-- Element box records --
========
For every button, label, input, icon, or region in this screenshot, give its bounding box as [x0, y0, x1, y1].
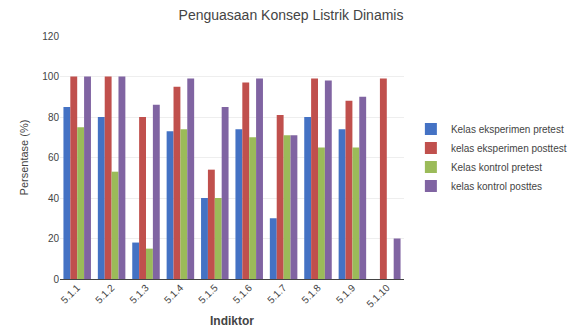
svg-text:120: 120	[42, 31, 59, 42]
svg-text:60: 60	[48, 152, 60, 163]
svg-text:Kelas eksperimen pretest: Kelas eksperimen pretest	[451, 124, 564, 135]
svg-text:Indiktor: Indiktor	[210, 314, 254, 328]
svg-text:5.1.2: 5.1.2	[93, 282, 117, 306]
svg-text:40: 40	[48, 193, 60, 204]
svg-text:80: 80	[48, 112, 60, 123]
svg-text:5.1.4: 5.1.4	[162, 282, 186, 306]
svg-text:5.1.7: 5.1.7	[265, 282, 289, 306]
svg-text:5.1.5: 5.1.5	[196, 282, 220, 306]
svg-text:Penguasaan Konsep Listrik Dina: Penguasaan Konsep Listrik Dinamis	[179, 7, 404, 23]
svg-text:5.1.9: 5.1.9	[334, 282, 358, 306]
svg-text:5.1.1: 5.1.1	[59, 282, 83, 306]
svg-text:20: 20	[48, 233, 60, 244]
svg-text:Persentase (%): Persentase (%)	[18, 120, 30, 196]
svg-text:0: 0	[53, 274, 59, 285]
svg-text:5.1.10: 5.1.10	[364, 282, 392, 310]
svg-text:kelas kontrol posttes: kelas kontrol posttes	[451, 181, 542, 192]
svg-text:Kelas kontrol pretest: Kelas kontrol pretest	[451, 162, 542, 173]
svg-text:100: 100	[42, 71, 59, 82]
svg-text:5.1.3: 5.1.3	[127, 282, 151, 306]
svg-text:kelas eksperimen posttest: kelas eksperimen posttest	[451, 143, 567, 154]
svg-text:5.1.8: 5.1.8	[299, 282, 323, 306]
svg-text:5.1.6: 5.1.6	[231, 282, 255, 306]
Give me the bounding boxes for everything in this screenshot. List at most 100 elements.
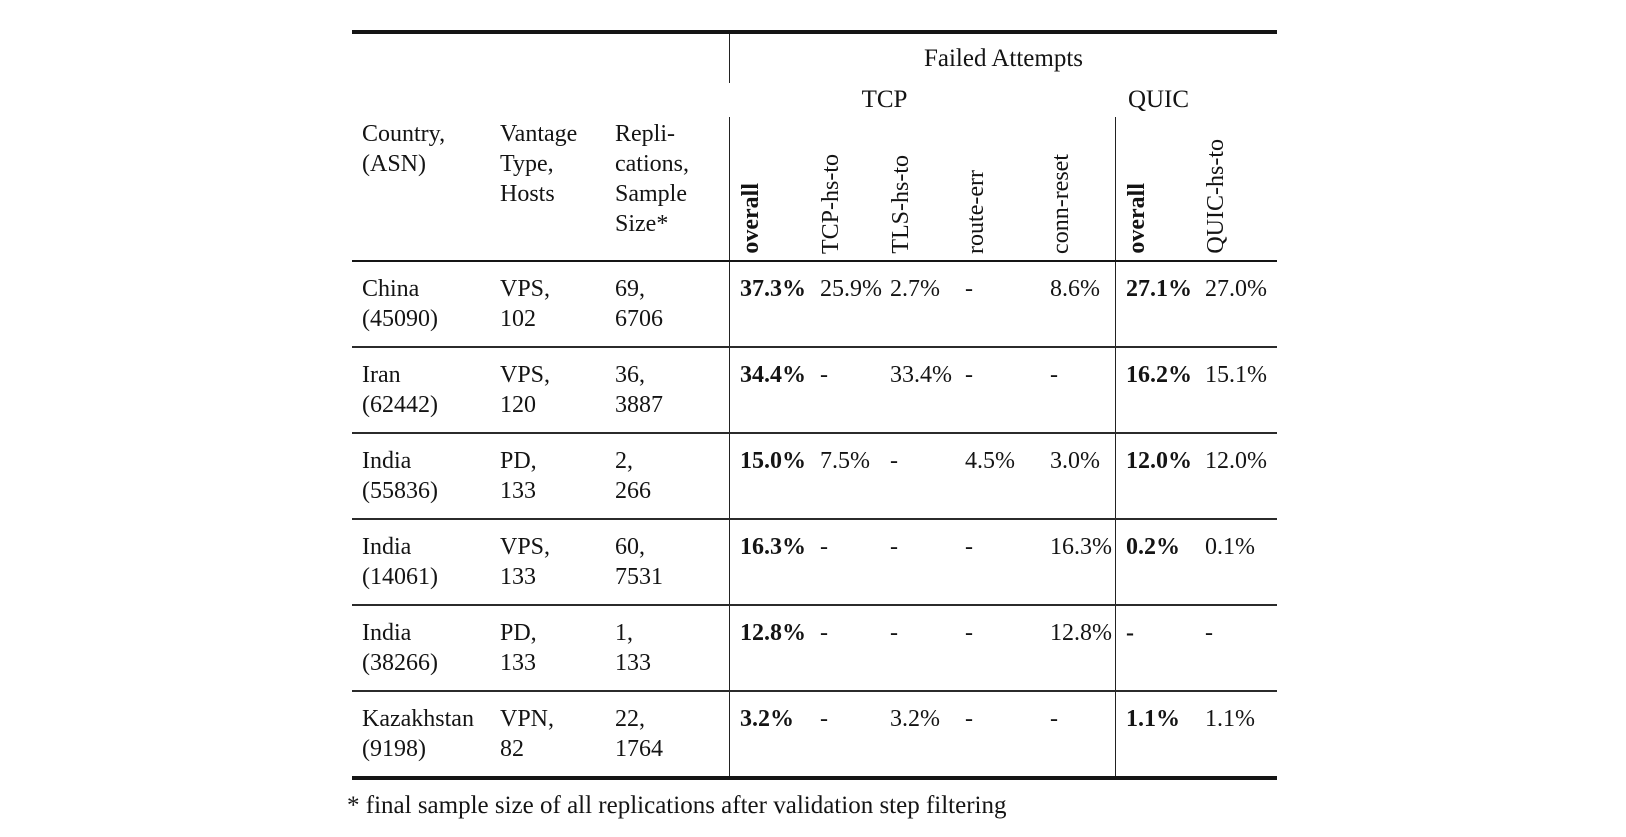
cell-route-err: 4.5%: [965, 448, 1015, 474]
col-header-quic-hs-to: QUIC-hs-to: [1195, 117, 1277, 260]
group-header-tcp: TCP: [861, 86, 908, 113]
replications: 36,: [615, 362, 645, 388]
cell-tcp-hs-to: -: [820, 620, 828, 646]
sample-size: 3887: [615, 392, 663, 418]
cell-route-err: -: [965, 620, 973, 646]
cell-quic-overall: 0.2%: [1115, 520, 1195, 604]
sample-size: 6706: [615, 306, 663, 332]
sample-size: 133: [615, 650, 651, 676]
cell-vantage: VPN, 82: [490, 692, 605, 776]
col-header-line: Sample: [615, 181, 687, 207]
table-column-header-row: Country, (ASN) Vantage Type, Hosts Repli…: [352, 117, 1277, 260]
hosts: 120: [500, 392, 536, 418]
cell-replications: 22, 1764: [605, 692, 729, 776]
cell-quic-hs-to: 0.1%: [1205, 534, 1255, 560]
col-header-line: Hosts: [500, 181, 555, 207]
cell-quic-overall: -: [1115, 606, 1195, 690]
col-header-tcp-hs-to: TCP-hs-to: [810, 117, 880, 260]
country-name: India: [362, 448, 412, 474]
cell-quic-overall: 1.1%: [1115, 692, 1195, 776]
replications: 2,: [615, 448, 633, 474]
cell-vantage: VPS, 133: [490, 520, 605, 604]
hosts: 133: [500, 650, 536, 676]
rotated-label: TCP-hs-to: [818, 153, 844, 254]
cell-replications: 36, 3887: [605, 348, 729, 432]
table-row: China (45090) VPS, 102 69, 6706 37.3% 25…: [352, 260, 1277, 346]
country-name: Kazakhstan: [362, 706, 474, 732]
country-name: Iran: [362, 362, 401, 388]
cell-tcp-hs-to: -: [820, 706, 828, 732]
asn: (38266): [362, 650, 438, 676]
cell-tls-hs-to: -: [890, 620, 898, 646]
rotated-label: overall: [738, 183, 764, 254]
cell-country: India (38266): [352, 606, 490, 690]
vantage-type: VPN,: [500, 706, 555, 732]
cell-tcp-overall: 3.2%: [729, 692, 810, 776]
cell-replications: 1, 133: [605, 606, 729, 690]
col-header-line: Type,: [500, 151, 554, 177]
cell-tls-hs-to: 3.2%: [890, 706, 940, 732]
sample-size: 266: [615, 478, 651, 504]
col-header-line: Vantage: [500, 121, 578, 147]
table-row: Kazakhstan (9198) VPN, 82 22, 1764 3.2% …: [352, 690, 1277, 776]
cell-quic-hs-to: 27.0%: [1205, 276, 1267, 302]
hosts: 102: [500, 306, 536, 332]
vantage-type: VPS,: [500, 534, 551, 560]
cell-country: Iran (62442): [352, 348, 490, 432]
col-header-line: cations,: [615, 151, 689, 177]
asn: (9198): [362, 736, 426, 762]
cell-tcp-hs-to: -: [820, 362, 828, 388]
table-group-header-row: Failed Attempts: [352, 34, 1277, 83]
cell-vantage: VPS, 120: [490, 348, 605, 432]
group-header-failed-attempts: Failed Attempts: [729, 34, 1277, 83]
col-header-line: Repli-: [615, 121, 675, 147]
spacer: [352, 34, 729, 83]
cell-conn-reset: 8.6%: [1050, 276, 1100, 302]
asn: (14061): [362, 564, 438, 590]
asn: (45090): [362, 306, 438, 332]
sample-size: 7531: [615, 564, 663, 590]
cell-tcp-overall: 37.3%: [729, 262, 810, 346]
table-row: India (55836) PD, 133 2, 266 15.0% 7.5% …: [352, 432, 1277, 518]
col-header-replications: Repli- cations, Sample Size*: [605, 117, 729, 260]
cell-tcp-overall: 12.8%: [729, 606, 810, 690]
cell-tls-hs-to: -: [890, 534, 898, 560]
col-header-route-err: route-err: [955, 117, 1040, 260]
cell-conn-reset: -: [1050, 362, 1058, 388]
replications: 22,: [615, 706, 645, 732]
cell-tls-hs-to: 2.7%: [890, 276, 940, 302]
cell-country: India (14061): [352, 520, 490, 604]
cell-country: India (55836): [352, 434, 490, 518]
vantage-type: PD,: [500, 620, 537, 646]
rotated-label: overall: [1124, 183, 1150, 254]
table-protocol-header-row: TCP QUIC: [352, 83, 1277, 117]
cell-replications: 2, 266: [605, 434, 729, 518]
cell-tcp-overall: 16.3%: [729, 520, 810, 604]
col-header-country: Country, (ASN): [352, 117, 490, 260]
col-header-line: Country,: [362, 121, 446, 147]
col-header-tcp-overall: overall: [729, 117, 810, 260]
cell-route-err: -: [965, 534, 973, 560]
cell-route-err: -: [965, 706, 973, 732]
hosts: 82: [500, 736, 524, 762]
cell-quic-overall: 12.0%: [1115, 434, 1195, 518]
hosts: 133: [500, 564, 536, 590]
cell-country: China (45090): [352, 262, 490, 346]
cell-quic-hs-to: 1.1%: [1205, 706, 1255, 732]
col-header-tls-hs-to: TLS-hs-to: [880, 117, 955, 260]
hosts: 133: [500, 478, 536, 504]
col-header-vantage: Vantage Type, Hosts: [490, 117, 605, 260]
sample-size: 1764: [615, 736, 663, 762]
cell-tls-hs-to: -: [890, 448, 898, 474]
cell-quic-overall: 27.1%: [1115, 262, 1195, 346]
rotated-label: conn-reset: [1048, 154, 1074, 254]
cell-tls-hs-to: 33.4%: [890, 362, 952, 388]
vantage-type: VPS,: [500, 362, 551, 388]
table-row: India (14061) VPS, 133 60, 7531 16.3% - …: [352, 518, 1277, 604]
asn: (55836): [362, 478, 438, 504]
vantage-type: PD,: [500, 448, 537, 474]
cell-conn-reset: 3.0%: [1050, 448, 1100, 474]
table-row: Iran (62442) VPS, 120 36, 3887 34.4% - 3…: [352, 346, 1277, 432]
results-table: Failed Attempts TCP QUIC Country, (ASN) …: [352, 30, 1277, 780]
========
-- What the task requires --
Put the lines from the one containing "31, 59, 42]" through the one containing "282, 117, 306]" into a JSON list of strings, one string per line, leaving out any blank lines.

-- Answer in full --
[
  "svg-text:120: 120\t[42, 31, 59, 42]",
  "svg-text:60: 60\t[48, 152, 60, 163]",
  "svg-text:Kelas eksperimen pretest: Kelas eksperimen pretest\t[451, 124, 564, 135]",
  "svg-text:Indiktor: Indiktor\t[210, 314, 254, 328]",
  "svg-text:5.1.2: 5.1.2\t[93, 282, 117, 306]"
]